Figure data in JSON
<<<<

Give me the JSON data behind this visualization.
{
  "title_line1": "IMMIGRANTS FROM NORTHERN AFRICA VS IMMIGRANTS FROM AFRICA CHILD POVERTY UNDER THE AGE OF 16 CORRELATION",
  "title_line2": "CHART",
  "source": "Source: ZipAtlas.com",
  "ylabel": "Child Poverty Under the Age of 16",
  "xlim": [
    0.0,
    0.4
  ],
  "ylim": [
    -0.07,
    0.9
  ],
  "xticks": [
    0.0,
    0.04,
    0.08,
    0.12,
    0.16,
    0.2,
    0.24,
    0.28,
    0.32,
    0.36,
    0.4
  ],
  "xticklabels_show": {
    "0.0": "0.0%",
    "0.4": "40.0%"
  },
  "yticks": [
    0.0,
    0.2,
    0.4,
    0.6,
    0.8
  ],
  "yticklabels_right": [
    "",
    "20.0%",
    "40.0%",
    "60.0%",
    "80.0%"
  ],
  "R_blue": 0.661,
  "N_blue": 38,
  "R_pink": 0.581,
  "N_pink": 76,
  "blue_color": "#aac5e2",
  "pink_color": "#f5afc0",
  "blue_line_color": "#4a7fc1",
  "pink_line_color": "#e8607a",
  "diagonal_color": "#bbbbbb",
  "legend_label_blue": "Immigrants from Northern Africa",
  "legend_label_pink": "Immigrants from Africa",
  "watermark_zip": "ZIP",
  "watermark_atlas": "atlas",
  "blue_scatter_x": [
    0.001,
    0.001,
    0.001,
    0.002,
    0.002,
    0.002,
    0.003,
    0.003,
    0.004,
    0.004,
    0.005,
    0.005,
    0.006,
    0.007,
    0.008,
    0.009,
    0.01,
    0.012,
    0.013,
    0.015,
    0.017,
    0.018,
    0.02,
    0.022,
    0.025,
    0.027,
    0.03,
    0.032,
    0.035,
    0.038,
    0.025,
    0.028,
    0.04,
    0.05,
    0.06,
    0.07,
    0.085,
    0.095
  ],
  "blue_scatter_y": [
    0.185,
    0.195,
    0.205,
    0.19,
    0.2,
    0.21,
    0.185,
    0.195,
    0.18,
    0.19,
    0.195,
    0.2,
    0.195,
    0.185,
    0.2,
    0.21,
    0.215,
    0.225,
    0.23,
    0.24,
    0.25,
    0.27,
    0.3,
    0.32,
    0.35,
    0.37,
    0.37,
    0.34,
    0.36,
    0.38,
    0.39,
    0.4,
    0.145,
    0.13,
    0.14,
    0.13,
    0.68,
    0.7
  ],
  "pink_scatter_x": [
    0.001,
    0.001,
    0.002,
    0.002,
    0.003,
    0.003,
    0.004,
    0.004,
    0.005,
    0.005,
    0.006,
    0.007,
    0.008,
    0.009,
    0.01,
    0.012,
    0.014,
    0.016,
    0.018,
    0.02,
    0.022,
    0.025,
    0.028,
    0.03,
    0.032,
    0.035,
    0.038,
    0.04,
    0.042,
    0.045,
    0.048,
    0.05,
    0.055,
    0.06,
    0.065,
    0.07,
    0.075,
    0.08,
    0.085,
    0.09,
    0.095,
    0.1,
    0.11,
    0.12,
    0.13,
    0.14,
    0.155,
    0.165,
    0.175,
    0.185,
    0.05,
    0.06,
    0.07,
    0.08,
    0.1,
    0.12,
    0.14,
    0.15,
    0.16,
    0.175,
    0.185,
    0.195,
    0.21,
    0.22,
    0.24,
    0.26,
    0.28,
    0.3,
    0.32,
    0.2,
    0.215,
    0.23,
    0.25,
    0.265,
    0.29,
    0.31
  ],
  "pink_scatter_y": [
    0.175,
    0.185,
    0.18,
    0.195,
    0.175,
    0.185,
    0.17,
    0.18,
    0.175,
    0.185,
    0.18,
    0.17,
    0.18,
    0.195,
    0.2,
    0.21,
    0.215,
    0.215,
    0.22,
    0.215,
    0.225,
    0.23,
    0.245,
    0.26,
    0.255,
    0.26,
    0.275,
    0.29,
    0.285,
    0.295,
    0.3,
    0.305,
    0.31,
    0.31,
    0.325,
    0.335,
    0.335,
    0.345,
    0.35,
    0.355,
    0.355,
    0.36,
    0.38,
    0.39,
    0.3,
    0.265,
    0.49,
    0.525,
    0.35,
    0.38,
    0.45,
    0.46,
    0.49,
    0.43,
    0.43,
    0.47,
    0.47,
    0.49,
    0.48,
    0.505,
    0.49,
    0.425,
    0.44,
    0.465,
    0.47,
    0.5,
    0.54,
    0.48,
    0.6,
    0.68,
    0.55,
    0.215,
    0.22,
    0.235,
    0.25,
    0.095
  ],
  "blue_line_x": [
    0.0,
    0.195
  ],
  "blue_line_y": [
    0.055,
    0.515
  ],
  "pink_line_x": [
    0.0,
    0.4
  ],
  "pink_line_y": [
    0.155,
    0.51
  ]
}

>>>>

• **THE REQUEST**
Every entry must be retyped in full, exactly as given.

• **OUTPUT OF THE TASK**
Give me the JSON data behind this visualization.
{
  "title_line1": "IMMIGRANTS FROM NORTHERN AFRICA VS IMMIGRANTS FROM AFRICA CHILD POVERTY UNDER THE AGE OF 16 CORRELATION",
  "title_line2": "CHART",
  "source": "Source: ZipAtlas.com",
  "ylabel": "Child Poverty Under the Age of 16",
  "xlim": [
    0.0,
    0.4
  ],
  "ylim": [
    -0.07,
    0.9
  ],
  "xticks": [
    0.0,
    0.04,
    0.08,
    0.12,
    0.16,
    0.2,
    0.24,
    0.28,
    0.32,
    0.36,
    0.4
  ],
  "xticklabels_show": {
    "0.0": "0.0%",
    "0.4": "40.0%"
  },
  "yticks": [
    0.0,
    0.2,
    0.4,
    0.6,
    0.8
  ],
  "yticklabels_right": [
    "",
    "20.0%",
    "40.0%",
    "60.0%",
    "80.0%"
  ],
  "R_blue": 0.661,
  "N_blue": 38,
  "R_pink": 0.581,
  "N_pink": 76,
  "blue_color": "#aac5e2",
  "pink_color": "#f5afc0",
  "blue_line_color": "#4a7fc1",
  "pink_line_color": "#e8607a",
  "diagonal_color": "#bbbbbb",
  "legend_label_blue": "Immigrants from Northern Africa",
  "legend_label_pink": "Immigrants from Africa",
  "watermark_zip": "ZIP",
  "watermark_atlas": "atlas",
  "blue_scatter_x": [
    0.001,
    0.001,
    0.001,
    0.002,
    0.002,
    0.002,
    0.003,
    0.003,
    0.004,
    0.004,
    0.005,
    0.005,
    0.006,
    0.007,
    0.008,
    0.009,
    0.01,
    0.012,
    0.013,
    0.015,
    0.017,
    0.018,
    0.02,
    0.022,
    0.025,
    0.027,
    0.03,
    0.032,
    0.035,
    0.038,
    0.025,
    0.028,
    0.04,
    0.05,
    0.06,
    0.07,
    0.085,
    0.095
  ],
  "blue_scatter_y": [
    0.185,
    0.195,
    0.205,
    0.19,
    0.2,
    0.21,
    0.185,
    0.195,
    0.18,
    0.19,
    0.195,
    0.2,
    0.195,
    0.185,
    0.2,
    0.21,
    0.215,
    0.225,
    0.23,
    0.24,
    0.25,
    0.27,
    0.3,
    0.32,
    0.35,
    0.37,
    0.37,
    0.34,
    0.36,
    0.38,
    0.39,
    0.4,
    0.145,
    0.13,
    0.14,
    0.13,
    0.68,
    0.7
  ],
  "pink_scatter_x": [
    0.001,
    0.001,
    0.002,
    0.002,
    0.003,
    0.003,
    0.004,
    0.004,
    0.005,
    0.005,
    0.006,
    0.007,
    0.008,
    0.009,
    0.01,
    0.012,
    0.014,
    0.016,
    0.018,
    0.02,
    0.022,
    0.025,
    0.028,
    0.03,
    0.032,
    0.035,
    0.038,
    0.04,
    0.042,
    0.045,
    0.048,
    0.05,
    0.055,
    0.06,
    0.065,
    0.07,
    0.075,
    0.08,
    0.085,
    0.09,
    0.095,
    0.1,
    0.11,
    0.12,
    0.13,
    0.14,
    0.155,
    0.165,
    0.175,
    0.185,
    0.05,
    0.06,
    0.07,
    0.08,
    0.1,
    0.12,
    0.14,
    0.15,
    0.16,
    0.175,
    0.185,
    0.195,
    0.21,
    0.22,
    0.24,
    0.26,
    0.28,
    0.3,
    0.32,
    0.2,
    0.215,
    0.23,
    0.25,
    0.265,
    0.29,
    0.31
  ],
  "pink_scatter_y": [
    0.175,
    0.185,
    0.18,
    0.195,
    0.175,
    0.185,
    0.17,
    0.18,
    0.175,
    0.185,
    0.18,
    0.17,
    0.18,
    0.195,
    0.2,
    0.21,
    0.215,
    0.215,
    0.22,
    0.215,
    0.225,
    0.23,
    0.245,
    0.26,
    0.255,
    0.26,
    0.275,
    0.29,
    0.285,
    0.295,
    0.3,
    0.305,
    0.31,
    0.31,
    0.325,
    0.335,
    0.335,
    0.345,
    0.35,
    0.355,
    0.355,
    0.36,
    0.38,
    0.39,
    0.3,
    0.265,
    0.49,
    0.525,
    0.35,
    0.38,
    0.45,
    0.46,
    0.49,
    0.43,
    0.43,
    0.47,
    0.47,
    0.49,
    0.48,
    0.505,
    0.49,
    0.425,
    0.44,
    0.465,
    0.47,
    0.5,
    0.54,
    0.48,
    0.6,
    0.68,
    0.55,
    0.215,
    0.22,
    0.235,
    0.25,
    0.095
  ],
  "blue_line_x": [
    0.0,
    0.195
  ],
  "blue_line_y": [
    0.055,
    0.515
  ],
  "pink_line_x": [
    0.0,
    0.4
  ],
  "pink_line_y": [
    0.155,
    0.51
  ]
}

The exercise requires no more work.